__WHAT THE TASK REQUIRES__:
Which lines hold the word "Developed"? Copy each of them from the material.

┄┄┄┄┄┄┄┄┄┄

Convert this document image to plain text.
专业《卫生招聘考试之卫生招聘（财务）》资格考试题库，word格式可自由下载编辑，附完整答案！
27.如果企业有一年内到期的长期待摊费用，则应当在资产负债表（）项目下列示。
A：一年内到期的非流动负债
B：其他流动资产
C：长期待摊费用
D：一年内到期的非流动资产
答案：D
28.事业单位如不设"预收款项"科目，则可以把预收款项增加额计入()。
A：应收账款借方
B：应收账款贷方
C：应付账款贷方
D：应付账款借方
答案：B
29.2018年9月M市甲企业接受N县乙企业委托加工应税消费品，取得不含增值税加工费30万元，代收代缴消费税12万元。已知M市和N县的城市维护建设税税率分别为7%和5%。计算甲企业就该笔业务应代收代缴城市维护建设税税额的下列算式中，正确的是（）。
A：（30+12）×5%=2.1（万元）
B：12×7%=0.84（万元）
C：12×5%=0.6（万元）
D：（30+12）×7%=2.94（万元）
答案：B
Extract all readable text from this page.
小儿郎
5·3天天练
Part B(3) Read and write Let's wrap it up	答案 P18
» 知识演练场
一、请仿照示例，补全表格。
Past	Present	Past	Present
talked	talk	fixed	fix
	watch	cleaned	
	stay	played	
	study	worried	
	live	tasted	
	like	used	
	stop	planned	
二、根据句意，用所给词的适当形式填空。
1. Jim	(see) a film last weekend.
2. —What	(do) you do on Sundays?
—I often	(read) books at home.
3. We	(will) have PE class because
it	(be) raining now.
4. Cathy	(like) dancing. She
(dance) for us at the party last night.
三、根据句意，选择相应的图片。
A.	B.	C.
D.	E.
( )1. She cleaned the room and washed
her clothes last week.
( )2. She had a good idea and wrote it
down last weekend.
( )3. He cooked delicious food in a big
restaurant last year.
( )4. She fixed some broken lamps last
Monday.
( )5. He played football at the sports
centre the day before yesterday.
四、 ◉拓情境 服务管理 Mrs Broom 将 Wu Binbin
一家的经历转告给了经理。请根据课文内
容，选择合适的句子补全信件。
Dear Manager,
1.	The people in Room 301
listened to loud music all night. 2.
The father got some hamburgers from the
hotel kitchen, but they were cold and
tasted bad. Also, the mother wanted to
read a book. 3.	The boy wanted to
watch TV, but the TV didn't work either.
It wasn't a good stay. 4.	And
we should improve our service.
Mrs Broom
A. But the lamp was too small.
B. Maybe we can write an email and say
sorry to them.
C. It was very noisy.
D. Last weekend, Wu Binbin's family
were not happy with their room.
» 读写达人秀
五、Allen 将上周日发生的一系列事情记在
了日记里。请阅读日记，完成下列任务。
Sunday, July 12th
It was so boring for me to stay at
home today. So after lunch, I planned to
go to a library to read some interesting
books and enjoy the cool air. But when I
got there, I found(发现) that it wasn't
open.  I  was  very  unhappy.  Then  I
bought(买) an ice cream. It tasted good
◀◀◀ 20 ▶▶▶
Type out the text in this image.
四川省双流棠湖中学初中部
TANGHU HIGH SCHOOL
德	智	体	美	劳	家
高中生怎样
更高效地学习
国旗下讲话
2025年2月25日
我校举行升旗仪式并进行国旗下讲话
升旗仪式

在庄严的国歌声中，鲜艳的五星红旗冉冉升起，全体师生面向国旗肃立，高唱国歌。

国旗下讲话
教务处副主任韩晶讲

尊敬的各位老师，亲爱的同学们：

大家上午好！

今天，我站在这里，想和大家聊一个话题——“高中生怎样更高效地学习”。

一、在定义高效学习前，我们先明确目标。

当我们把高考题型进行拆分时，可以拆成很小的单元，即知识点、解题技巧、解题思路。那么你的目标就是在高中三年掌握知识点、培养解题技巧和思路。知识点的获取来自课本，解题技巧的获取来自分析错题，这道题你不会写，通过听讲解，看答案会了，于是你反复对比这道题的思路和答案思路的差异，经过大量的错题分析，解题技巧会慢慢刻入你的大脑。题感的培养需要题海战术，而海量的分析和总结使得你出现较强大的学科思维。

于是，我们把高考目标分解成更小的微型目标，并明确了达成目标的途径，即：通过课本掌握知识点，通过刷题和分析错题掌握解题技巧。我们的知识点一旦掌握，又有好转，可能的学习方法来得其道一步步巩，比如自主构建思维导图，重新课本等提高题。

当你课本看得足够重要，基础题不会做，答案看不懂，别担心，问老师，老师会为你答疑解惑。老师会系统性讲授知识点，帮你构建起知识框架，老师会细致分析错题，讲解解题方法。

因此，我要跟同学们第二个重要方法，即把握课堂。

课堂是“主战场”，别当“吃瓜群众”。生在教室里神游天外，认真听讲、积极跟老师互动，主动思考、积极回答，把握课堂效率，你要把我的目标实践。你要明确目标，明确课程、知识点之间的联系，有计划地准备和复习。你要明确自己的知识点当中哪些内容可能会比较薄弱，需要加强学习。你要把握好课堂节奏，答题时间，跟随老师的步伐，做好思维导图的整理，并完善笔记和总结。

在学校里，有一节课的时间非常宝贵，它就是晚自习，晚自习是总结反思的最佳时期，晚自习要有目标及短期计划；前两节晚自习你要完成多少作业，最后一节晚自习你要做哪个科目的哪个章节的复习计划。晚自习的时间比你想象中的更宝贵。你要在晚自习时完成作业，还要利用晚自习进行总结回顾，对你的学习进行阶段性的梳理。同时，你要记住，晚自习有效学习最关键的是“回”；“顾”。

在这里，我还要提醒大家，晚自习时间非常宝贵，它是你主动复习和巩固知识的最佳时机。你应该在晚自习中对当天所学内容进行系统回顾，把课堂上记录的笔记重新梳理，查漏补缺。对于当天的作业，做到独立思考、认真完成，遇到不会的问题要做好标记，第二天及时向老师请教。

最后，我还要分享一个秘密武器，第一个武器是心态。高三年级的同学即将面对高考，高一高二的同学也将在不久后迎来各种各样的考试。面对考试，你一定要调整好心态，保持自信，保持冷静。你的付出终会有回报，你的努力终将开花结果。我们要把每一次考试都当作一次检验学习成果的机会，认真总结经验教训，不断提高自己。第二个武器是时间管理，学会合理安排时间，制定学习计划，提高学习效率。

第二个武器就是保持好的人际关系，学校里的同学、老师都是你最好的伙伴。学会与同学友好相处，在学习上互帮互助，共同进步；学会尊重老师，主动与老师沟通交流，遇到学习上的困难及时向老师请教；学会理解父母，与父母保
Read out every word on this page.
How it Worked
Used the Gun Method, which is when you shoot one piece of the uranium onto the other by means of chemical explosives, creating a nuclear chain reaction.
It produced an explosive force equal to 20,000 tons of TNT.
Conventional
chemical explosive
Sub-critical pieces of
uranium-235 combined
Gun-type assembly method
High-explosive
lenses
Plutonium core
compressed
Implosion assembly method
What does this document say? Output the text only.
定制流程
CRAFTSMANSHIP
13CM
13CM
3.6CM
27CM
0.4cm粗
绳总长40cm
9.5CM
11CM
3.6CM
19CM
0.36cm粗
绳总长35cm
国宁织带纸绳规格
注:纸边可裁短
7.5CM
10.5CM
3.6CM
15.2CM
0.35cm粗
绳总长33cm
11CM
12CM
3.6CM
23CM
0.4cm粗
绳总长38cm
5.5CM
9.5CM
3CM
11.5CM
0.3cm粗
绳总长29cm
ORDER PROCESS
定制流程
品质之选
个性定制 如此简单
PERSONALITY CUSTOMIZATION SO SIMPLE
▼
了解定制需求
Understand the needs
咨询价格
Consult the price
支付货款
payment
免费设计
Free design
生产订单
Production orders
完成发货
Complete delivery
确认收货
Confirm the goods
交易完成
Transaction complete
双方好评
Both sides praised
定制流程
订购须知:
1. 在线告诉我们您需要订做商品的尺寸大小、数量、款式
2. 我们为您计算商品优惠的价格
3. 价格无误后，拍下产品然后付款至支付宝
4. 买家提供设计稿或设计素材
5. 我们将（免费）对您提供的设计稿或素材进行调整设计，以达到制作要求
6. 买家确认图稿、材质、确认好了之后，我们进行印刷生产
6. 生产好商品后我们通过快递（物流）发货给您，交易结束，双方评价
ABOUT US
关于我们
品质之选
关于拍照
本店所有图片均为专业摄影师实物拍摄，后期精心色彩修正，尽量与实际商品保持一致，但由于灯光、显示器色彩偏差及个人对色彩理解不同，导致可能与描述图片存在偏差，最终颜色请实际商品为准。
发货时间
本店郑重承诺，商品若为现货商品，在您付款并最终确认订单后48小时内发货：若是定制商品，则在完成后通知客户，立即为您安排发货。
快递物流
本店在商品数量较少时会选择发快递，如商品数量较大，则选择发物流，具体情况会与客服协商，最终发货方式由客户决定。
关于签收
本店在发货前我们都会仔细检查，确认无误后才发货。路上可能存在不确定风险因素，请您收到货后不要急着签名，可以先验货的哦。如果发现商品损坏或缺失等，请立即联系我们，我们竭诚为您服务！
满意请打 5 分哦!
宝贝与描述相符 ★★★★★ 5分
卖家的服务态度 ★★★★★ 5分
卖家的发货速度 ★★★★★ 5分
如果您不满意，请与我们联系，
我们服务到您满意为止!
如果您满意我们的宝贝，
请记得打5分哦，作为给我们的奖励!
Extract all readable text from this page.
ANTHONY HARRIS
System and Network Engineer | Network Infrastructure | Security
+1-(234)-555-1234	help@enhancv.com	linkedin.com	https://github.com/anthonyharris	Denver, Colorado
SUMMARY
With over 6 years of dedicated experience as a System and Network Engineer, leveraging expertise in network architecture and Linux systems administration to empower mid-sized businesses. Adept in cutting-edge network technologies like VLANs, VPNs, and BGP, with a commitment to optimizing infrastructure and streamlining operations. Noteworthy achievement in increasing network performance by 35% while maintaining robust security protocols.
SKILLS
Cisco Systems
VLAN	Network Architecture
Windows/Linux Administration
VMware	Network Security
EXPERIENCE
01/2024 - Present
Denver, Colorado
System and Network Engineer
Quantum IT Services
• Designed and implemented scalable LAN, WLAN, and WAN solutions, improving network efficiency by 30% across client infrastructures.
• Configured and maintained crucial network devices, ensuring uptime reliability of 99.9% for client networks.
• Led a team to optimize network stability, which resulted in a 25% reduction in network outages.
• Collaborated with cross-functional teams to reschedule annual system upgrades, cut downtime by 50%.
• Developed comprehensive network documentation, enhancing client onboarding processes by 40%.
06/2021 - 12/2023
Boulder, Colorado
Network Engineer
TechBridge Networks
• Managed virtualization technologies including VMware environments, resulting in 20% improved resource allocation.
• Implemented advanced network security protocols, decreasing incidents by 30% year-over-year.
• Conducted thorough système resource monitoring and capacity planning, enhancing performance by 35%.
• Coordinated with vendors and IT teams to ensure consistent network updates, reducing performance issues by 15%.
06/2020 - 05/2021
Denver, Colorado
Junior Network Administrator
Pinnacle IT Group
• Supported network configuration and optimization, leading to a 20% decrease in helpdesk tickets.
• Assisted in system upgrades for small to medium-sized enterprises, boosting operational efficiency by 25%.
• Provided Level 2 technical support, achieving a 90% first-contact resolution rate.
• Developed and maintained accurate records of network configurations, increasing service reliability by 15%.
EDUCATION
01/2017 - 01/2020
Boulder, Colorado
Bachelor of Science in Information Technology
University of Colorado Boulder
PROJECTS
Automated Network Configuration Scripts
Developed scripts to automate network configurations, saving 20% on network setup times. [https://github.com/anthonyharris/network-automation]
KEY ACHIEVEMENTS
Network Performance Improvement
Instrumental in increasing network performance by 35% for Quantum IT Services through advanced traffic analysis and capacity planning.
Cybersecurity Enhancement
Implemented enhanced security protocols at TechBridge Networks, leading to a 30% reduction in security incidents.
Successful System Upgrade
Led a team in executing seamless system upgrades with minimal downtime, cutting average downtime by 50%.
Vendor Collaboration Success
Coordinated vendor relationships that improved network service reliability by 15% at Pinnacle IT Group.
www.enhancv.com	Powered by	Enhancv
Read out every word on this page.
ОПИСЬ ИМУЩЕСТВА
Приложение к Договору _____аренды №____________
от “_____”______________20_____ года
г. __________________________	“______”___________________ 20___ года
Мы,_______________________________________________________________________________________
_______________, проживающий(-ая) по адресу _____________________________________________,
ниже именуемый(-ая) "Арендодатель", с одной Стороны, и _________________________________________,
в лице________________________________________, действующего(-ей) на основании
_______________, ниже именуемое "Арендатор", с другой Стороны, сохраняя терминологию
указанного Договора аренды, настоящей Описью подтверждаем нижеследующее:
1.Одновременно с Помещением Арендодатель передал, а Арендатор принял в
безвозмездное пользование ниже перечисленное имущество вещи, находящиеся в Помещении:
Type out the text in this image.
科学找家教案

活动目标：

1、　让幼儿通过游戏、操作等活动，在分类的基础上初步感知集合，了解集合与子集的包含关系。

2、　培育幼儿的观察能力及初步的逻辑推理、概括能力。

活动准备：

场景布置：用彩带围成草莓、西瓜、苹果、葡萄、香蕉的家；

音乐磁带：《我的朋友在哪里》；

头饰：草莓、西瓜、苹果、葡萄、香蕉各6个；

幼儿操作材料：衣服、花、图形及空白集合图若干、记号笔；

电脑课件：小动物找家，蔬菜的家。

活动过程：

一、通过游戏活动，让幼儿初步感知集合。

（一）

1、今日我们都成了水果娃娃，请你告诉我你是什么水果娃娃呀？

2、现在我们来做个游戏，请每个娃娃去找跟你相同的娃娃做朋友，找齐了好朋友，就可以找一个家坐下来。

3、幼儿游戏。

┄┄┄┄┄┄┄┄┄┄

__SOLUTION FOR THIS PROBLEM__:
• Developed comprehensive network documentation, enhancing client onboarding processes by 40%.
• Developed and maintained accurate records of network configurations, increasing service reliability by 15%.
Developed scripts to automate network configurations, saving 20% on network setup times. [https://github.com/anthonyharris/network-automation]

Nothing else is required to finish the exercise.